begin Dataset content

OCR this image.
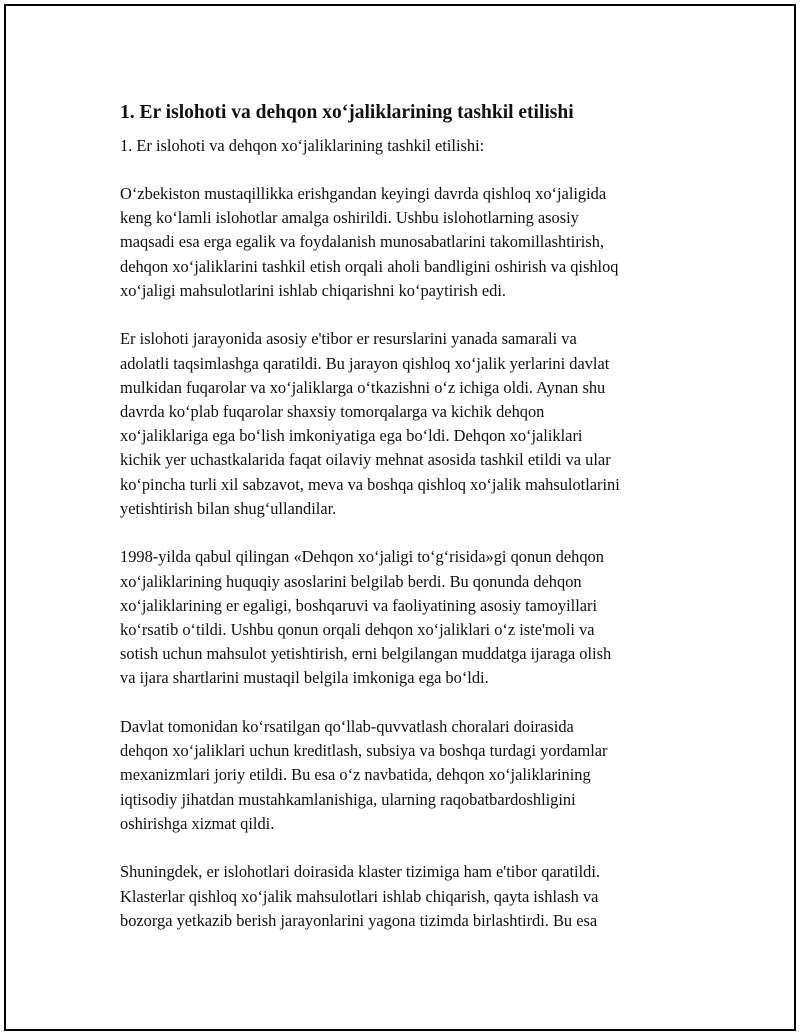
1. Er islohoti va dehqon xoʻjaliklarining tashkil etilishi
1. Er islohoti va dehqon xoʻjaliklarining tashkil etilishi:
Oʻzbekiston mustaqillikka erishgandan keyingi davrda qishloq xoʻjaligida
keng koʻlamli islohotlar amalga oshirildi. Ushbu islohotlarning asosiy
maqsadi esa erga egalik va foydalanish munosabatlarini takomillashtirish,
dehqon xoʻjaliklarini tashkil etish orqali aholi bandligini oshirish va qishloq
xoʻjaligi mahsulotlarini ishlab chiqarishni koʻpaytirish edi.
Er islohoti jarayonida asosiy e'tibor er resurslarini yanada samarali va
adolatli taqsimlashga qaratildi. Bu jarayon qishloq xoʻjalik yerlarini davlat
mulkidan fuqarolar va xoʻjaliklarga oʻtkazishni oʻz ichiga oldi. Aynan shu
davrda koʻplab fuqarolar shaxsiy tomorqalarga va kichik dehqon
xoʻjaliklariga ega boʻlish imkoniyatiga ega boʻldi. Dehqon xoʻjaliklari
kichik yer uchastkalarida faqat oilaviy mehnat asosida tashkil etildi va ular
koʻpincha turli xil sabzavot, meva va boshqa qishloq xoʻjalik mahsulotlarini
yetishtirish bilan shugʻullandilar.
1998-yilda qabul qilingan «Dehqon xoʻjaligi toʻgʻrisida»gi qonun dehqon
xoʻjaliklarining huquqiy asoslarini belgilab berdi. Bu qonunda dehqon
xoʻjaliklarining er egaligi, boshqaruvi va faoliyatining asosiy tamoyillari
koʻrsatib oʻtildi. Ushbu qonun orqali dehqon xoʻjaliklari oʻz iste'moli va
sotish uchun mahsulot yetishtirish, erni belgilangan muddatga ijaraga olish
va ijara shartlarini mustaqil belgila imkoniga ega boʻldi.
Davlat tomonidan koʻrsatilgan qoʻllab-quvvatlash choralari doirasida
dehqon xoʻjaliklari uchun kreditlash, subsiya va boshqa turdagi yordamlar
mexanizmlari joriy etildi. Bu esa oʻz navbatida, dehqon xoʻjaliklarining
iqtisodiy jihatdan mustahkamlanishiga, ularning raqobatbardoshligini
oshirishga xizmat qildi.
Shuningdek, er islohotlari doirasida klaster tizimiga ham e'tibor qaratildi.
Klasterlar qishloq xoʻjalik mahsulotlari ishlab chiqarish, qayta ishlash va
bozorga yetkazib berish jarayonlarini yagona tizimda birlashtirdi. Bu esa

end Dataset content

• _Description of the task_
Filter out all lines lacking the word "etilishi" and copy the rest.

• _Solution to the problem_
1. Er islohoti va dehqon xoʻjaliklarining tashkil etilishi
1. Er islohoti va dehqon xoʻjaliklarining tashkil etilishi:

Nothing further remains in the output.